** Begin SUPPLIED MATERIAL **
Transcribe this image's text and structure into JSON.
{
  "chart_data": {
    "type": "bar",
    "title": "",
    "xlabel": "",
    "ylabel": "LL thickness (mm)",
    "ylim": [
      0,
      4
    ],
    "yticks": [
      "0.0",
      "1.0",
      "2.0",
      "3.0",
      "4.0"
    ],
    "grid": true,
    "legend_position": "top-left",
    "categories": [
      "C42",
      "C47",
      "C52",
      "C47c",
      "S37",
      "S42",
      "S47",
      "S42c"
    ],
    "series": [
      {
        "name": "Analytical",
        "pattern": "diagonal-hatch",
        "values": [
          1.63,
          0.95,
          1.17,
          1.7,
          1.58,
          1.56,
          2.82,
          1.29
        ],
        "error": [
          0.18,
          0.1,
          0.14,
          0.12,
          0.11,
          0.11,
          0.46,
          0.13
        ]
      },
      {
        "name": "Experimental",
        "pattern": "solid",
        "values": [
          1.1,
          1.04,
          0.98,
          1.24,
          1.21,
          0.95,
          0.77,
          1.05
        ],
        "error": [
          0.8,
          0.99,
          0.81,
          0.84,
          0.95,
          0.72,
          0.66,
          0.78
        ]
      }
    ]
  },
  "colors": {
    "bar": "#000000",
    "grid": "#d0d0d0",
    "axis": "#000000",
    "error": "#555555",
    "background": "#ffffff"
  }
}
** End SUPPLIED MATERIAL **
EXERCISE DETAILS: Transcribe the material above in its entirety. Match it exactly.

REPLY TO THE EXERCISE:
Transcribe this image's text and structure into JSON.
{
  "chart_data": {
    "type": "bar",
    "title": "",
    "xlabel": "",
    "ylabel": "LL thickness (mm)",
    "ylim": [
      0,
      4
    ],
    "yticks": [
      "0.0",
      "1.0",
      "2.0",
      "3.0",
      "4.0"
    ],
    "grid": true,
    "legend_position": "top-left",
    "categories": [
      "C42",
      "C47",
      "C52",
      "C47c",
      "S37",
      "S42",
      "S47",
      "S42c"
    ],
    "series": [
      {
        "name": "Analytical",
        "pattern": "diagonal-hatch",
        "values": [
          1.63,
          0.95,
          1.17,
          1.7,
          1.58,
          1.56,
          2.82,
          1.29
        ],
        "error": [
          0.18,
          0.1,
          0.14,
          0.12,
          0.11,
          0.11,
          0.46,
          0.13
        ]
      },
      {
        "name": "Experimental",
        "pattern": "solid",
        "values": [
          1.1,
          1.04,
          0.98,
          1.24,
          1.21,
          0.95,
          0.77,
          1.05
        ],
        "error": [
          0.8,
          0.99,
          0.81,
          0.84,
          0.95,
          0.72,
          0.66,
          0.78
        ]
      }
    ]
  },
  "colors": {
    "bar": "#000000",
    "grid": "#d0d0d0",
    "axis": "#000000",
    "error": "#555555",
    "background": "#ffffff"
  }
}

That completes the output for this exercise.